José Manuel Fernandes
A Grécia ficou mais perto de
sair mesmo do euro. Os radicais no Syriza têm agora mais força. E a acrimónia
da campanha cortou as pontes entre Tsipras e os líderes europeus. Tudo será bem
mais difícil.
Os gregos dão-se mal com a
democracia. Não é coisa de hoje, é coisa antiga. É pena, mas é assim. E isso
acontece desde o tempo de Tucidides. É como se a atracção helénica pelo abismo
fosse irresistível.
Eu explico-me. Quem leu o
clássico de Tucídides A História da Guerra no Peloponeso encontra
nele uma das mais vigorosas defesas da democracia de todos os tempos – o
discurso de Péricles aos atenienses. Mas também é confrontado com a
descrição de como decisões mal informadas e erradas, mas democráticas, tomadas
livremente pelos cidadãos de Atenas, acabaram por conduzir essa
cidade à catástrofe.
Quando hoje começaram a sair
os resultados do referendo grego lembrei-me desse episódio de há 25 séculos e
não pude deixar de estabelecer o paralelismo. Na Grécia, ontem como nesses
longínquos tempos, o povo votou, mas parece tê-lo feito sem ter noção do que
estava realmente a escolher. Talvez o entenda nos próximos dias. Talvez o tenha
já começado a entender com a demissão surpresa de Yanis Varoufakis.
Estas coisas acontecem mesmo
com decisões democráticas: por vezes conduzem ao abismo, na melhor das
hipóteses a um beco sem saída.
Tal como em Janeiro, quando
escolheram o Syriza e acreditaram nas suas promessas irrealistas, os gregos
voltaram a escolher a ilusão. Fizeram-no até com sentido dramático, fazendo jus
à sua história e aos mitos da sua memória colectiva. Mas criaram mais
dificuldades do que aquelas que já tinham.
Vamos lá pensar com alguma
frieza e, para que os termos sejam claros, vamos pensar no quadro do relatório
do FMI que tão citado foi na campanha eleitoral. Esse relatório diz três
coisas, mas só uma tem sido referida – a necessidade reestruturar a dívida
grega. As outras duas é que o país precisa de pelo menos mais 50 mil milhões de
euros de ajuda externa e que terá de continuar a fazer as reformas dolorosas
que são conhecidas pelo nome de “austeridade”.
Vejamos quais as
possibilidades de fazer acontecer essas três coisas em simultâneo.

Listagem:
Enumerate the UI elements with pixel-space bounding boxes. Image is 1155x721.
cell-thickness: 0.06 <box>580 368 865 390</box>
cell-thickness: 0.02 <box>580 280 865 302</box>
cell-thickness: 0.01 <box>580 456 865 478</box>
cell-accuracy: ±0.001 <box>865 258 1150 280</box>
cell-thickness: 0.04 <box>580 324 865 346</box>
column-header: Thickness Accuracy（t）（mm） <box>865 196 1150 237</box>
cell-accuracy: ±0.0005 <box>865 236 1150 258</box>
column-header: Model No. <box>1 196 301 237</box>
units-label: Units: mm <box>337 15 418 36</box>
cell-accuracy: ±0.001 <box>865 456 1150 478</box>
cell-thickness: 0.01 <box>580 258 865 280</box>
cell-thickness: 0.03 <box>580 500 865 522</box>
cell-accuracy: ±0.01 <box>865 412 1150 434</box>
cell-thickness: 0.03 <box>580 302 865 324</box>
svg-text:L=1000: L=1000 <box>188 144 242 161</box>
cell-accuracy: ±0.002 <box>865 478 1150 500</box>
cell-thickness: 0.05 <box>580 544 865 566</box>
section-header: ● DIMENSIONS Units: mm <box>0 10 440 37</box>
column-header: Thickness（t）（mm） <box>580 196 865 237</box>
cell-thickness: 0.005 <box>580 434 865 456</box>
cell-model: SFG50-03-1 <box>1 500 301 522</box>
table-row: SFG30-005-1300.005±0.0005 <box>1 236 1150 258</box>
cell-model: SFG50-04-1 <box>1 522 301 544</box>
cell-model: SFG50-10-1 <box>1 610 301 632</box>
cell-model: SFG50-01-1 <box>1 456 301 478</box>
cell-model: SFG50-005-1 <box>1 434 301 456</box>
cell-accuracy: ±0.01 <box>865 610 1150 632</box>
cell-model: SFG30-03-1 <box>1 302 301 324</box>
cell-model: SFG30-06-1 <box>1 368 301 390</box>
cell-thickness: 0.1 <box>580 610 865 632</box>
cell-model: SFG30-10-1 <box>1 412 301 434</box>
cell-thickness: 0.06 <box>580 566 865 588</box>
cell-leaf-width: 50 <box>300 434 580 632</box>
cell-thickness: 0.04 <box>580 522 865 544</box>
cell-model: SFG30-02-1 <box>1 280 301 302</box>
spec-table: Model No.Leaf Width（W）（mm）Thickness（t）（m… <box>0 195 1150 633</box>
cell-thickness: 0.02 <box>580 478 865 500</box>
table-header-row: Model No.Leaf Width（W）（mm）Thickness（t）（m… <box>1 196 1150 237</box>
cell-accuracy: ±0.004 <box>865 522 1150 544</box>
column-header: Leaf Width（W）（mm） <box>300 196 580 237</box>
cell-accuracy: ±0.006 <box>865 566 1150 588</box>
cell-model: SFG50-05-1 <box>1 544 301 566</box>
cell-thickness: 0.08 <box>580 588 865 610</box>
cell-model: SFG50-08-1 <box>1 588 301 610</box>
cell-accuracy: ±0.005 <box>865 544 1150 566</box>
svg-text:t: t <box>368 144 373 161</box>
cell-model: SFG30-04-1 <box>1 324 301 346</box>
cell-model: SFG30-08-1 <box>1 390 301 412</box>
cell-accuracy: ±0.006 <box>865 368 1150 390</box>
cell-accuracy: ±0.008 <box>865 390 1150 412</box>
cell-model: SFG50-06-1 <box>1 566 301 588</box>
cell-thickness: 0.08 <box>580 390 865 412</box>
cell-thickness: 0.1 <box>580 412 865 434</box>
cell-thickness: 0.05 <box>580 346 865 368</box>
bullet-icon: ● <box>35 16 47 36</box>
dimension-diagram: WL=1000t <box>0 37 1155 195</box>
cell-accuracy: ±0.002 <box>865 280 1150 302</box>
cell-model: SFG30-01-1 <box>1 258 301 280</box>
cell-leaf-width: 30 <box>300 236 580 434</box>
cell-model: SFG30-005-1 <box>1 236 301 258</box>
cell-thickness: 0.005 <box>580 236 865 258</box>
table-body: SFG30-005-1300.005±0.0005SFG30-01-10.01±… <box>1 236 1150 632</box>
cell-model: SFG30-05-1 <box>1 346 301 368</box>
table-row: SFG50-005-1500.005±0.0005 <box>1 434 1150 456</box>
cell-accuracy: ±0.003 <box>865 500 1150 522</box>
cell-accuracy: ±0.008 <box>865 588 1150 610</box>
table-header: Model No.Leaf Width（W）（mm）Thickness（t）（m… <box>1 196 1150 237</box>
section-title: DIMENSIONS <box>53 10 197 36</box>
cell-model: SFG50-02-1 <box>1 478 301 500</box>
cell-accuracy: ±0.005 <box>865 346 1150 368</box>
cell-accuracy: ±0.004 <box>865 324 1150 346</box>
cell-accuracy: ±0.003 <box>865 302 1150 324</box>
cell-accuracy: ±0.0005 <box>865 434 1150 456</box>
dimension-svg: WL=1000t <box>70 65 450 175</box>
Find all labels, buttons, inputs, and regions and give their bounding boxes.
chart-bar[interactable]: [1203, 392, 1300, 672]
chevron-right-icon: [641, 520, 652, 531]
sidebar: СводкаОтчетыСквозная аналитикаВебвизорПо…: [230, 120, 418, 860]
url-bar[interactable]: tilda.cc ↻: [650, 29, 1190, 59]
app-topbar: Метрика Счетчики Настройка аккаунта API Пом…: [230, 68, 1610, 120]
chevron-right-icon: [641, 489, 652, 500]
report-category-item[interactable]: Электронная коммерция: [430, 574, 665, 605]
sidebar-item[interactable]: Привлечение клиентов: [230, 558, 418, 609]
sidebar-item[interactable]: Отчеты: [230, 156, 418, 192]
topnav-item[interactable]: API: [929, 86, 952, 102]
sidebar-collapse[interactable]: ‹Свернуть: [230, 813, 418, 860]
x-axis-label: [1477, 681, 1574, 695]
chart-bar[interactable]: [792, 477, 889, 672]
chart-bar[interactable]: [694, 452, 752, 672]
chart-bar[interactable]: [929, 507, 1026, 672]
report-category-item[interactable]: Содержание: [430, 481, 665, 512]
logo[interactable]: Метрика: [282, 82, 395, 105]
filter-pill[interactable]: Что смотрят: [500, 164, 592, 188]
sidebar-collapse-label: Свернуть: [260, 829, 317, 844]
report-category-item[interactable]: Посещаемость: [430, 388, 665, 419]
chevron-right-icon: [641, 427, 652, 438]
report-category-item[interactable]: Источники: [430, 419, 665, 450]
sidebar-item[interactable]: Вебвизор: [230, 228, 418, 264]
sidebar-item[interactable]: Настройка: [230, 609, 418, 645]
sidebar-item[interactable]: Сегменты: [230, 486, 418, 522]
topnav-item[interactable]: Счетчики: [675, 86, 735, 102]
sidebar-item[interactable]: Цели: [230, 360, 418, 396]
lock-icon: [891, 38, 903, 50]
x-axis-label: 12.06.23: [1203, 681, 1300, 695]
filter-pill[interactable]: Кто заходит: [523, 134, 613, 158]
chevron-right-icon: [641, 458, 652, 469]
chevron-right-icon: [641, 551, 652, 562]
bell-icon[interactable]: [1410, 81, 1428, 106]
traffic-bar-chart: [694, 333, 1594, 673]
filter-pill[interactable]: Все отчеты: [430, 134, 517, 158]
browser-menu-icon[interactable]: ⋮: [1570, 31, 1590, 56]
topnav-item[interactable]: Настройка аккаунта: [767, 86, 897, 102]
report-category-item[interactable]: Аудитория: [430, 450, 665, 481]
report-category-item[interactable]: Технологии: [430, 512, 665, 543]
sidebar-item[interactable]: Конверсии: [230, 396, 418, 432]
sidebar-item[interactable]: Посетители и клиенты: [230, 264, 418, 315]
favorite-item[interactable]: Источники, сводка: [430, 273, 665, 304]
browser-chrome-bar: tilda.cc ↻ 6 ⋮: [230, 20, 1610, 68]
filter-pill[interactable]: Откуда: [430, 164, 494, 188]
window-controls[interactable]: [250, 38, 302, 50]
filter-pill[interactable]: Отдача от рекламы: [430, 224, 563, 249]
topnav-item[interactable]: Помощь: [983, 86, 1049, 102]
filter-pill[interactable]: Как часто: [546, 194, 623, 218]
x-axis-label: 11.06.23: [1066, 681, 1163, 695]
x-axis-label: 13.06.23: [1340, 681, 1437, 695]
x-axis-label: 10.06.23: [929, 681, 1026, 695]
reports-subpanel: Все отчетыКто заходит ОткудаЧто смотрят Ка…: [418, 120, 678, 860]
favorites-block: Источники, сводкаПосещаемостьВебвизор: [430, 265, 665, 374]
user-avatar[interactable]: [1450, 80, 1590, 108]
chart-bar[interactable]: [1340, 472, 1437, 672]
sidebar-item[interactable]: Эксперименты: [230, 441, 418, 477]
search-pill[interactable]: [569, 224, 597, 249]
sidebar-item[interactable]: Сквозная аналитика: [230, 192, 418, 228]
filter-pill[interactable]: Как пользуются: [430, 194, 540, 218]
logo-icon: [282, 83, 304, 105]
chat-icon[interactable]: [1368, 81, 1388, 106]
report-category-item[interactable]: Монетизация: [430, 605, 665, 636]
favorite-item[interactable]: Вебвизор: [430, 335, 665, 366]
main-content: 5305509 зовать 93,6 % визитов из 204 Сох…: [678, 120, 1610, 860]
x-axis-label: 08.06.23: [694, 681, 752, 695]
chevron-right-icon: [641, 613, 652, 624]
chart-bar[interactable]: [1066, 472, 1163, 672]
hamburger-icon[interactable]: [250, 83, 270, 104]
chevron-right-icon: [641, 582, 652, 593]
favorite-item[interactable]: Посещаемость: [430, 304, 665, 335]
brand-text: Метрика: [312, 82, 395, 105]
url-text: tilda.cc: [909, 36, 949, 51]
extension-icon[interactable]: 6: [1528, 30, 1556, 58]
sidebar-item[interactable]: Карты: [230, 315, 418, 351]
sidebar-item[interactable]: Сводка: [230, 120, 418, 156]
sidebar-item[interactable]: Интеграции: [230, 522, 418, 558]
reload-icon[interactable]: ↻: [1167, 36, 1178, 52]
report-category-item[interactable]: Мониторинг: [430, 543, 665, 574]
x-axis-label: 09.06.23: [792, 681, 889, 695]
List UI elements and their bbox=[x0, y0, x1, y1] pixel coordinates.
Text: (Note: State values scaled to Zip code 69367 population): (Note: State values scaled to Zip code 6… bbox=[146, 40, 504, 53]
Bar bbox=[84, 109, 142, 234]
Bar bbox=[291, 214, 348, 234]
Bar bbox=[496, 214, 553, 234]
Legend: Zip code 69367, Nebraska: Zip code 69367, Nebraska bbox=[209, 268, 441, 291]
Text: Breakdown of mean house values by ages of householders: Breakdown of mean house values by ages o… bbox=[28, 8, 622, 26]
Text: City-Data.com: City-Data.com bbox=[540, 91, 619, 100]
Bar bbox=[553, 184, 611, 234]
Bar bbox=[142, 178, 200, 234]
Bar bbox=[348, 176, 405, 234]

Exercício: Retome o artigo sobre o referendo grego e continue-o a partir da última frase apresentada.

Resposta:
Primeiro que tudo, é
necessário que os gregos aceitem medidas duras, reformas profundas que vão
exactamente na direcção contrária ao programa e à ideologia do Syriza. Depois
do voto desde domingo, com uma vitória tão folgada do não, Tsipras diz que
ganhou poder negocial junto dos credores mas omite algo essencial: a margem da
vitória também reforça a posição da ala mais intransigente e radical da
coligação a que preside, a mesma ala que o obrigou a convocar o referendo sob a
ameaça de chumbar o acordo com os credores no Parlamento. Ou seja, a margem de
Tsipras para negociar com os credores é hoje mais estreita do que era há uma
semana.
Depois, é preciso que os
países credores aceitem emprestar mais dinheiro a uma Grécia que se recusa a
reformar e, ao mesmo tempo, quer um novo perdão de dívida. Como se pode ver
neste gráfico que foi preparado pelo Barclays, há países mais pobres do que a
Grécia – como Malta, a Eslováquia, a Eslovénia ou a Estónia – que enterraram na
dívida grega valores que correspondem a quatro ou mesmo cinco por cento do seu
PIB. Acham que esses países estão disponíveis para perder uma parte desse
dinheiro e, ao mesmo tempo, entregarem a Tsipras ainda mais dinheiro dos
seus contribuintes? Nas reuniões do Eurogrupo eles têm sido os mais duros com a
Grécia, e percebe-se facilmente porquê.
É assim que chegamos ao
terceiro ponto. O do perdão da dívida exigido por Atenas não apenas
aos alemães (fica sempre bem atacar os alemães), mas a todos os países do
euro, Portugal incluído. Aqui a questão não é saber se a dívida precisa ou não
de ser reestruturada – na minha opinião, precisa, já o escrevi muitas vezes. A
questão é saber como isso se faz.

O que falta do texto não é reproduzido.